* _Written problem_
Each line of the material below that holds the word "others" needs to be copied.

** start Record extracts **

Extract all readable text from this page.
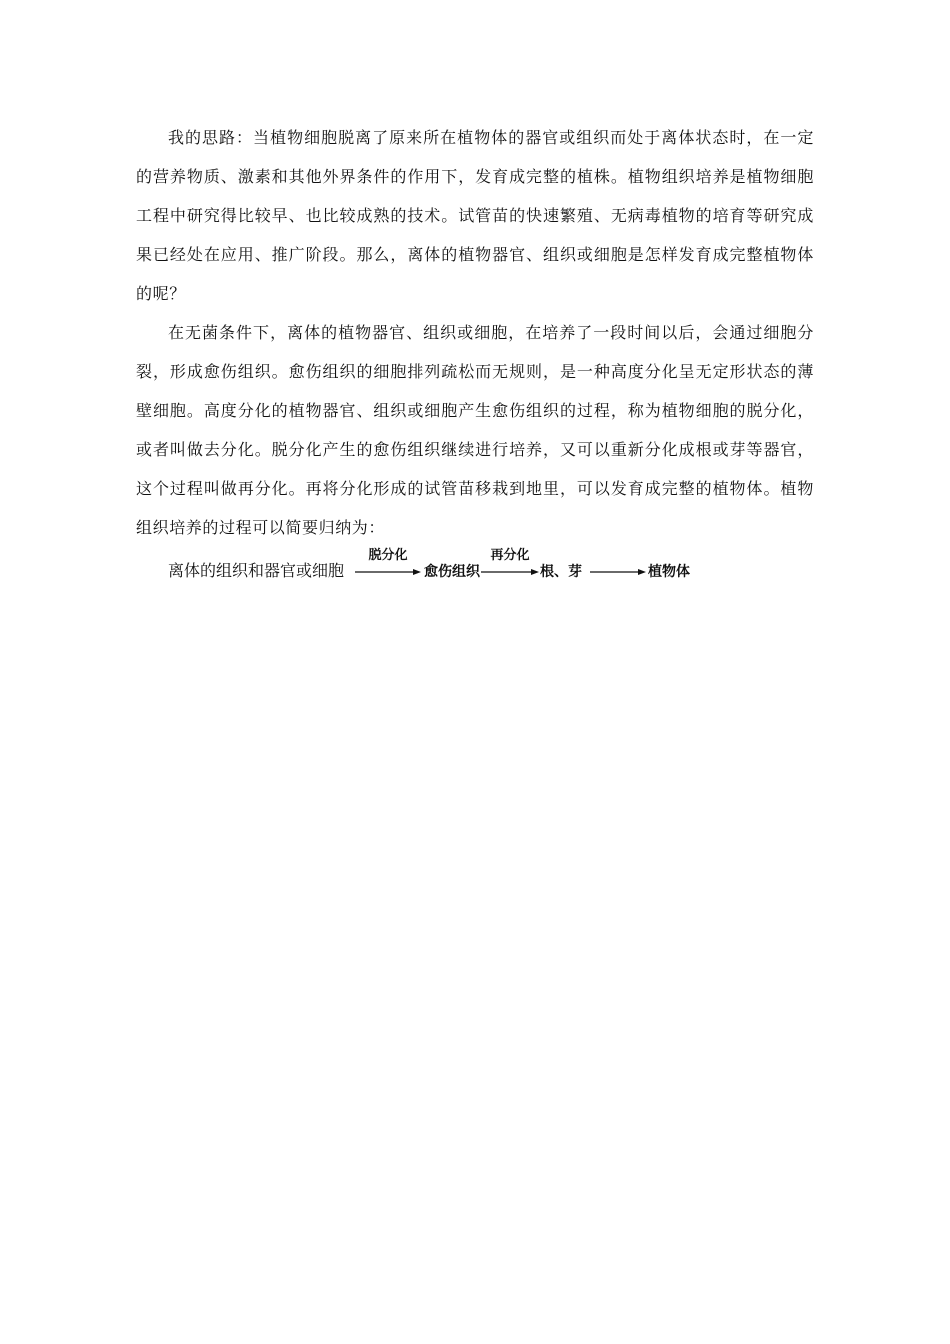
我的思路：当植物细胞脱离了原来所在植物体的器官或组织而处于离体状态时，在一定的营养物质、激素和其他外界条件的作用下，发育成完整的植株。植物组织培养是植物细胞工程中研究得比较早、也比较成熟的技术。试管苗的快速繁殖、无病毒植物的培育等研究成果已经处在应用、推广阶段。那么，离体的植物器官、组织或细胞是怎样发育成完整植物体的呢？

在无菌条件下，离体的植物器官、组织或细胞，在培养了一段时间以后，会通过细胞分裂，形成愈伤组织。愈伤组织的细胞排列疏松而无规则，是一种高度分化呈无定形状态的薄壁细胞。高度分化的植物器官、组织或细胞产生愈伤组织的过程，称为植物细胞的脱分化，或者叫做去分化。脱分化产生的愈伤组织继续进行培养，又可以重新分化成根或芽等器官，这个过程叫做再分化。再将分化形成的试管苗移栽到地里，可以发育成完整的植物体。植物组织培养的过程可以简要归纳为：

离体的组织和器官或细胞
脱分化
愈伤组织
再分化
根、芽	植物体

** end Record extracts **
** start Record extracts **

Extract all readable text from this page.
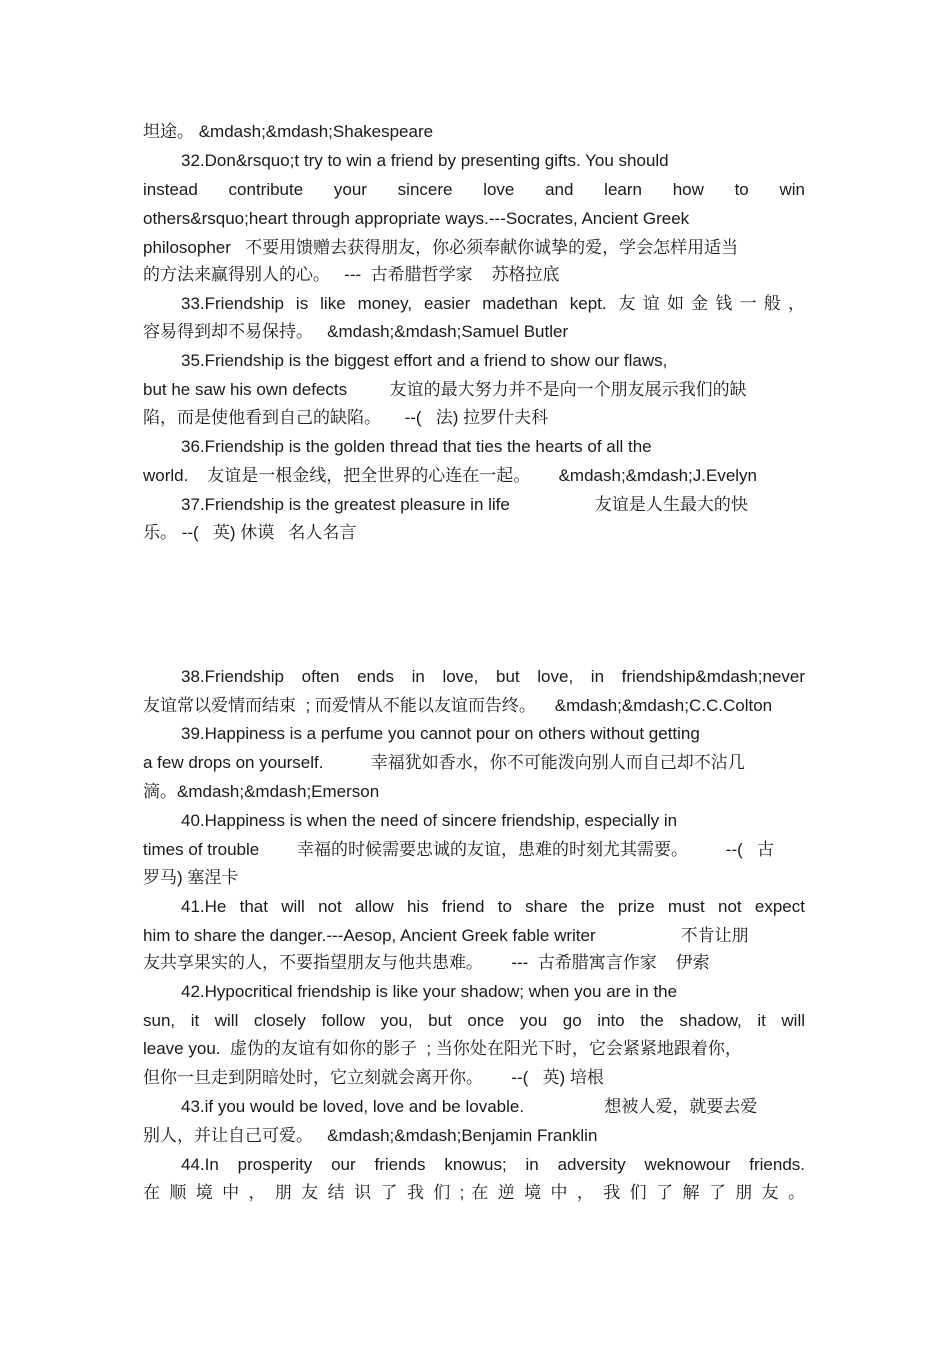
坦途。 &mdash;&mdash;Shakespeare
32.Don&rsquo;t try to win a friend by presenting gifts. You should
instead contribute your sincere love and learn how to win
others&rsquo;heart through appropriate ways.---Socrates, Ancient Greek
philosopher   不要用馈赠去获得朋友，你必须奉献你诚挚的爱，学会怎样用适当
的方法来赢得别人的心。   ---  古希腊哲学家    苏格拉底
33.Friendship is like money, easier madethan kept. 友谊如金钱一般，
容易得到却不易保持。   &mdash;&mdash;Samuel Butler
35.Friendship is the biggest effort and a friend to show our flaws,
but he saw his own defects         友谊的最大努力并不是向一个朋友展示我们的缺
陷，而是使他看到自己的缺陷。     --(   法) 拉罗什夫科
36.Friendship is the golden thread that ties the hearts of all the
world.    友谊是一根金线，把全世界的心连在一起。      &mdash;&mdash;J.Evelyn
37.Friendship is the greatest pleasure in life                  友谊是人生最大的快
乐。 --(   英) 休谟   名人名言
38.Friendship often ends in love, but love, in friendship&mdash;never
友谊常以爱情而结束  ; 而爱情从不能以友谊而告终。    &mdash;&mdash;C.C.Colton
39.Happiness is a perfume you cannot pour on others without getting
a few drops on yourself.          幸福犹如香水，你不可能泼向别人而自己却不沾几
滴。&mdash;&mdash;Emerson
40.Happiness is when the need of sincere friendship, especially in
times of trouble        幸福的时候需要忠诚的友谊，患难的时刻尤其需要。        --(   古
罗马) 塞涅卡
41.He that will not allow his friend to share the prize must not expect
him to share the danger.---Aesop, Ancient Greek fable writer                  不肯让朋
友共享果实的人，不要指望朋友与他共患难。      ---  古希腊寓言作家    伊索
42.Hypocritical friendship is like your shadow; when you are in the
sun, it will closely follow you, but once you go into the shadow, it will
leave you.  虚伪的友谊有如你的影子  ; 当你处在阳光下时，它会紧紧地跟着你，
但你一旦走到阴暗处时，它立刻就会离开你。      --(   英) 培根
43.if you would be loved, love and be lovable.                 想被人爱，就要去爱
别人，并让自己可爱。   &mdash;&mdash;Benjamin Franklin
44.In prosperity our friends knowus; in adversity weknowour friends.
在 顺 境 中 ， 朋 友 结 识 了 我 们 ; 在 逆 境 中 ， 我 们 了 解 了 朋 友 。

** end Record extracts **

* _Task answer_
others&rsquo;heart through appropriate ways.---Socrates, Ancient Greek
39.Happiness is a perfume you cannot pour on others without getting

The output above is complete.